:: Given data
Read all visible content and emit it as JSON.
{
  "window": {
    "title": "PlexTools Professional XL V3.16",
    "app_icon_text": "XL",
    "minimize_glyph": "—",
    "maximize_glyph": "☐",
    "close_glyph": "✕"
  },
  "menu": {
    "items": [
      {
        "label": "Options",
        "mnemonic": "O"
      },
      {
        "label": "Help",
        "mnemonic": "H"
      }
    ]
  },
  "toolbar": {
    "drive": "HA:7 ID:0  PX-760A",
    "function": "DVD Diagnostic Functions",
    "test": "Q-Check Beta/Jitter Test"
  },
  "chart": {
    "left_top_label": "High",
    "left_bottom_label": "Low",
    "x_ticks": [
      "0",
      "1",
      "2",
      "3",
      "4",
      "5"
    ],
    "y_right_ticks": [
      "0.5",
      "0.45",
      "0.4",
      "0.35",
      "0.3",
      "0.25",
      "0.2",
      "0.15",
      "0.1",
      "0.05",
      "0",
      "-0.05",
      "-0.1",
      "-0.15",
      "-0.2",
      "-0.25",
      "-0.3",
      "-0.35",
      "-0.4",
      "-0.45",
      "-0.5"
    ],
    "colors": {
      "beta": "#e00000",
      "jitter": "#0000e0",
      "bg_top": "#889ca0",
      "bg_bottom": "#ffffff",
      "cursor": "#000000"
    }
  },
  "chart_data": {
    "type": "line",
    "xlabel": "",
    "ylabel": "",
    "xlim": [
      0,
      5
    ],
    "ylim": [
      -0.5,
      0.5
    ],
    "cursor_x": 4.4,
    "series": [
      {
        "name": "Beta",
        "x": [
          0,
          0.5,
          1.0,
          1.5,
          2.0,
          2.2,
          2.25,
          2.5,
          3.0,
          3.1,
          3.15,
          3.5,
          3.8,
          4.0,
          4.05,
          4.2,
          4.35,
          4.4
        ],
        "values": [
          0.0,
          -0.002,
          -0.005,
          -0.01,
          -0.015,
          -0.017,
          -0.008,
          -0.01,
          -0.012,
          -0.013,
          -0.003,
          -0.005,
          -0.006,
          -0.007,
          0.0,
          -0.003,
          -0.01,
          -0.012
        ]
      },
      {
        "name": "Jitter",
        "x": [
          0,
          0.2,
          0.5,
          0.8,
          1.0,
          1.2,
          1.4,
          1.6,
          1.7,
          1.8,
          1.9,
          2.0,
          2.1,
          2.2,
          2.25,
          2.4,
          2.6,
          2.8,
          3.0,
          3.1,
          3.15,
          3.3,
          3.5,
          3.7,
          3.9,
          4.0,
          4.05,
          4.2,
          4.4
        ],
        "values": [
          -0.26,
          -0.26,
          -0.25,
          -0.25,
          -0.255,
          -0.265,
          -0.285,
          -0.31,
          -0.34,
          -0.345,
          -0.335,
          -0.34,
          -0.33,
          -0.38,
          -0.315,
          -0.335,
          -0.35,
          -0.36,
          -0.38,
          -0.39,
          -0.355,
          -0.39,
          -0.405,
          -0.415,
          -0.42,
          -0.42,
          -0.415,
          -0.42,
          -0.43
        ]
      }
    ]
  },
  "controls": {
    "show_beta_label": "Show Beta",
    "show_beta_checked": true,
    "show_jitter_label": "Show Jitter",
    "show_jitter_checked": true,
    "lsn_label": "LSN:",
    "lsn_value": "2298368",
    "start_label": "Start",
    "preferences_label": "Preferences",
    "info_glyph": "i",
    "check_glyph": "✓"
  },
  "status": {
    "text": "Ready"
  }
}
::::
Exercise = Track down every line of the material containing the string "true", and copy it.

Final result =
    "show_beta_checked": true,
    "show_jitter_checked": true,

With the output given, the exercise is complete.